▶ **Request**
All records are to be retyped faithfully and completely.

▶ **The data**
•••
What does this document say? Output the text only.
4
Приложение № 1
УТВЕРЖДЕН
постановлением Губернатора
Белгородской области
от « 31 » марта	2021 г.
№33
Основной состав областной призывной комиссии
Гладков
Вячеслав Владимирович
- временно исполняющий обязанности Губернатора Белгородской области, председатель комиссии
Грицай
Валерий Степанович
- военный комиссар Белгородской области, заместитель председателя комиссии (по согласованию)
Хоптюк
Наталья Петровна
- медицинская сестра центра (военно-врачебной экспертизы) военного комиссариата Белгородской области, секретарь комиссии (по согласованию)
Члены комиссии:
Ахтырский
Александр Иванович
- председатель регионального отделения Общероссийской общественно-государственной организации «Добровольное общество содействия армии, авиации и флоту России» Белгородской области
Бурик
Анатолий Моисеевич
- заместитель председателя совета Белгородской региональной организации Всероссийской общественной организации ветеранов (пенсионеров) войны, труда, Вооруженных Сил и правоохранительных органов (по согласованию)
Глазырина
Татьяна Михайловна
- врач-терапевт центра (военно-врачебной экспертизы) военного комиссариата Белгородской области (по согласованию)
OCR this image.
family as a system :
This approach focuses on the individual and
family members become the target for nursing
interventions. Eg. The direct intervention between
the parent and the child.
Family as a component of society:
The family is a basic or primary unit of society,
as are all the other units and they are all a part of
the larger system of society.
•••
▶ **Result of this task**
What does this document say? Output the text only.
4
Приложение № 1
УТВЕРЖДЕН
постановлением Губернатора
Белгородской области
от « 31 » марта	2021 г.
№33
Основной состав областной призывной комиссии
Гладков
Вячеслав Владимирович
- временно исполняющий обязанности Губернатора Белгородской области, председатель комиссии
Грицай
Валерий Степанович
- военный комиссар Белгородской области, заместитель председателя комиссии (по согласованию)
Хоптюк
Наталья Петровна
- медицинская сестра центра (военно-врачебной экспертизы) военного комиссариата Белгородской области, секретарь комиссии (по согласованию)
Члены комиссии:
Ахтырский
Александр Иванович
- председатель регионального отделения Общероссийской общественно-государственной организации «Добровольное общество содействия армии, авиации и флоту России» Белгородской области
Бурик
Анатолий Моисеевич
- заместитель председателя совета Белгородской региональной организации Всероссийской общественной организации ветеранов (пенсионеров) войны, труда, Вооруженных Сил и правоохранительных органов (по согласованию)
Глазырина
Татьяна Михайловна
- врач-терапевт центра (военно-врачебной экспертизы) военного комиссариата Белгородской области (по согласованию)
OCR this image.
family as a system :
This approach focuses on the individual and
family members become the target for nursing
interventions. Eg. The direct intervention between
the parent and the child.
Family as a component of society:
The family is a basic or primary unit of society,
as are all the other units and they are all a part of
the larger system of society.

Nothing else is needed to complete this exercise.